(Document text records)
"""

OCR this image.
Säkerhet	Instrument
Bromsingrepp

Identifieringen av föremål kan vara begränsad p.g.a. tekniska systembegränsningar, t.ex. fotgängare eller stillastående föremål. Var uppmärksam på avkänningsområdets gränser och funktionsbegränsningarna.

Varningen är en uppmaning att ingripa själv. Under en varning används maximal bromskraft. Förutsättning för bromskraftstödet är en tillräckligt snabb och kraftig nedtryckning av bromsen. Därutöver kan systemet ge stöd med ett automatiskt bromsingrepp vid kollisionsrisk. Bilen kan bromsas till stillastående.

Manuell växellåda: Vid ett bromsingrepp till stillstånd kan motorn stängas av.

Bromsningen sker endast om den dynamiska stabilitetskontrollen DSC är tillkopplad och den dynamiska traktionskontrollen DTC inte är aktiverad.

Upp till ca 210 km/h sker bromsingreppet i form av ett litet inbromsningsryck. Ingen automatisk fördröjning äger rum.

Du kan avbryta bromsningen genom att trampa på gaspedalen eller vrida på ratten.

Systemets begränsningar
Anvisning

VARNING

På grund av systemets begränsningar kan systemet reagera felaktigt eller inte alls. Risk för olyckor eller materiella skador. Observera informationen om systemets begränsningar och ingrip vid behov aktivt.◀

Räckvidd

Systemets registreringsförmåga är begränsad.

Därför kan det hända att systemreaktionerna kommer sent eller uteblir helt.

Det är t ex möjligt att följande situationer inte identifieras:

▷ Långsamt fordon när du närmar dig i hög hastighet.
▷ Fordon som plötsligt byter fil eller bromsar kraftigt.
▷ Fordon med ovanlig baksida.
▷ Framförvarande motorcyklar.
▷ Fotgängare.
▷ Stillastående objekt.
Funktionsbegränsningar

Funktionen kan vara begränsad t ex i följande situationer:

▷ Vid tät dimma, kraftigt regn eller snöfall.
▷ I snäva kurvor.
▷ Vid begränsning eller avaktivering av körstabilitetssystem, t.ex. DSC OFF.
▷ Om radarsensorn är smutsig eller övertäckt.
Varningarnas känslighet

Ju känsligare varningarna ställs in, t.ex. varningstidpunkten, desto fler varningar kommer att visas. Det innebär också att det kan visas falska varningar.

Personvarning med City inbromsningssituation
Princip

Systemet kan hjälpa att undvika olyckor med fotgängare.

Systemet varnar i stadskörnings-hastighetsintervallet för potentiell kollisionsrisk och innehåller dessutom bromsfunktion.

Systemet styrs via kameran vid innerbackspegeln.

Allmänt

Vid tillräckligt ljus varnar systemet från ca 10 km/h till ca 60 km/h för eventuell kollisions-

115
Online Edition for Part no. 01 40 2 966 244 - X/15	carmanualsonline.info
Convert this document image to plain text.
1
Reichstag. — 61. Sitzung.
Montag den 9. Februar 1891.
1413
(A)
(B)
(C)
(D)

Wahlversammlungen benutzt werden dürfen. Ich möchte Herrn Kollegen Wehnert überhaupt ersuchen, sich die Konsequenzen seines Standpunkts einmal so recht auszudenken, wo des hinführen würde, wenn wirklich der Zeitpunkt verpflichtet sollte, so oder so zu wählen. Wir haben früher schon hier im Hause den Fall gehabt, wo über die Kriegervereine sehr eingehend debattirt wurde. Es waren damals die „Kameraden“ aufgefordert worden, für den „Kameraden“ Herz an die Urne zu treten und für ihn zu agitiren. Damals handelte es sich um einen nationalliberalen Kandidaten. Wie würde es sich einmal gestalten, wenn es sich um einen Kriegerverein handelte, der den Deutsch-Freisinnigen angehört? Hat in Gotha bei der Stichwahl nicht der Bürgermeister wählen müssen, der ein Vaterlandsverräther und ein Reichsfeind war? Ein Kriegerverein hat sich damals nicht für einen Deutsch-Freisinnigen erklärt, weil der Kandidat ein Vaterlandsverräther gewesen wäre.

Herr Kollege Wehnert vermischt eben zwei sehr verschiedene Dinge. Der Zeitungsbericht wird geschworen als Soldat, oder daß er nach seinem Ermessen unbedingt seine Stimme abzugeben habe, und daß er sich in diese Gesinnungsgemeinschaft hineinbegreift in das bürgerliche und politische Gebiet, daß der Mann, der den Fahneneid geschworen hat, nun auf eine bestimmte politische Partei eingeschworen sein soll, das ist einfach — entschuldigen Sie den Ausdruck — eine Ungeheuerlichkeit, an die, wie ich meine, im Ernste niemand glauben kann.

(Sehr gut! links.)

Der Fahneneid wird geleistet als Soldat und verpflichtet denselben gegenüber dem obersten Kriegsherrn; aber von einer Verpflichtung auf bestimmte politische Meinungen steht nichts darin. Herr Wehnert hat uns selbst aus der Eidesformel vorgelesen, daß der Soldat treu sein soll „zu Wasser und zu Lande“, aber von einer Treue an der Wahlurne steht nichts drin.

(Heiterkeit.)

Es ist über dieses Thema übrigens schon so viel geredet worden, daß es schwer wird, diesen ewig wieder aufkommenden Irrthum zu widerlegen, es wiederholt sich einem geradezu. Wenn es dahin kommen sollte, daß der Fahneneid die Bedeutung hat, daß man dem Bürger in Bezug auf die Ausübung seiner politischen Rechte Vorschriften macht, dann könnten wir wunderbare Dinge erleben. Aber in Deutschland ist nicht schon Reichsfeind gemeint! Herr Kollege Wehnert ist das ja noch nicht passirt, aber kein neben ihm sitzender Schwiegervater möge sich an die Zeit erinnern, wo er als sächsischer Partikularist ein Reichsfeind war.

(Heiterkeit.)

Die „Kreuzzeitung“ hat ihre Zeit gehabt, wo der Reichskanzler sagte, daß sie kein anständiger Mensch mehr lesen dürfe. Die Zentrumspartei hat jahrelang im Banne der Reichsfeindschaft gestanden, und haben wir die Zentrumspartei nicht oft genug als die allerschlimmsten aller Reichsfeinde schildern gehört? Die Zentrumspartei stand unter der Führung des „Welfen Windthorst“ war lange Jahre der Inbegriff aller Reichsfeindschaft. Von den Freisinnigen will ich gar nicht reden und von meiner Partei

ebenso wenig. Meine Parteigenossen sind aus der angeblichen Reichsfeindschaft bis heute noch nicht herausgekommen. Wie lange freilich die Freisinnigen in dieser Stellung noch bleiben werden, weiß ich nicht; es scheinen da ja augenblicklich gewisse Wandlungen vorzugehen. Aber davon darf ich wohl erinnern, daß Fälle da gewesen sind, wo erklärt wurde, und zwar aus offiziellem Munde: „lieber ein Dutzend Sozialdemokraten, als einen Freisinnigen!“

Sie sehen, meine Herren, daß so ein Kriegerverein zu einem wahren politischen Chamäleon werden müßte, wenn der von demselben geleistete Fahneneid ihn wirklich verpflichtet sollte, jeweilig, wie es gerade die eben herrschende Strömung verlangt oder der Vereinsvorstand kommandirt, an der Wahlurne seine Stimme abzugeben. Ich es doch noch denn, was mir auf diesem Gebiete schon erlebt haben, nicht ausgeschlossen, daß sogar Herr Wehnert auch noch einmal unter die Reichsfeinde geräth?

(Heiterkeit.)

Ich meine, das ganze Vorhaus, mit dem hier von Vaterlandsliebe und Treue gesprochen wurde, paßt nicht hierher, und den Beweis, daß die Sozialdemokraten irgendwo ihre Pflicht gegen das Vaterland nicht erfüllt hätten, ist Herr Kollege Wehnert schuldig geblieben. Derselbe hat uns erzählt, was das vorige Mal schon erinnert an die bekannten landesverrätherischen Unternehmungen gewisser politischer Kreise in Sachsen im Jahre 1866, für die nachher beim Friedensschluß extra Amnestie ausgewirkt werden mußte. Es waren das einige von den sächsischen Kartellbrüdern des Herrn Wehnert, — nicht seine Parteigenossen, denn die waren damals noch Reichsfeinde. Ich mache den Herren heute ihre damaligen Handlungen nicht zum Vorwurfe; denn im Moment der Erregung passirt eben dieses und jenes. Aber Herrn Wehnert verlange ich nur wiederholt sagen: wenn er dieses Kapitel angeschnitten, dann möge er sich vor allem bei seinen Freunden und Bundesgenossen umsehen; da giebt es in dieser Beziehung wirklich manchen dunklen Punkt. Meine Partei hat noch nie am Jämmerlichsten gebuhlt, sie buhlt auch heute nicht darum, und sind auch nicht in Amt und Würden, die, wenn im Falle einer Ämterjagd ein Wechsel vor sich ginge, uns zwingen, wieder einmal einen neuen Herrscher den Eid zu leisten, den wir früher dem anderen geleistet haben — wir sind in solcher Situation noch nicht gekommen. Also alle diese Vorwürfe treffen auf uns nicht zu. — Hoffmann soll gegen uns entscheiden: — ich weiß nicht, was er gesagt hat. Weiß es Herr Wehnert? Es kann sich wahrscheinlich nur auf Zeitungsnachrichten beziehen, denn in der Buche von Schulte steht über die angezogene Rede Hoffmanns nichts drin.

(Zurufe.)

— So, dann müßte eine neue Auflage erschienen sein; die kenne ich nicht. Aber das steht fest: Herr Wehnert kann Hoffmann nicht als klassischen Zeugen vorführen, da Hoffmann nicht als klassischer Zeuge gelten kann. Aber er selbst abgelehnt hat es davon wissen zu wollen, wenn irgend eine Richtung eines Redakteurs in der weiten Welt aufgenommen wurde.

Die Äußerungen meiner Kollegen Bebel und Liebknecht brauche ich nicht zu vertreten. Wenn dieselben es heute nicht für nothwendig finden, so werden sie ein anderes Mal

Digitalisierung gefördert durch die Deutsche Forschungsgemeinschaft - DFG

"""

Task instructions: Check each line of the records for the word "kollisionsrisk" and extract those that contain it.

Response for this exercise:
Varningen är en uppmaning att ingripa själv. Under en varning används maximal bromskraft. Förutsättning för bromskraftstödet är en tillräckligt snabb och kraftig nedtryckning av bromsen. Därutöver kan systemet ge stöd med ett automatiskt bromsingrepp vid kollisionsrisk. Bilen kan bromsas till stillastående.
Systemet varnar i stadskörnings-hastighetsintervallet för potentiell kollisionsrisk och innehåller dessutom bromsfunktion.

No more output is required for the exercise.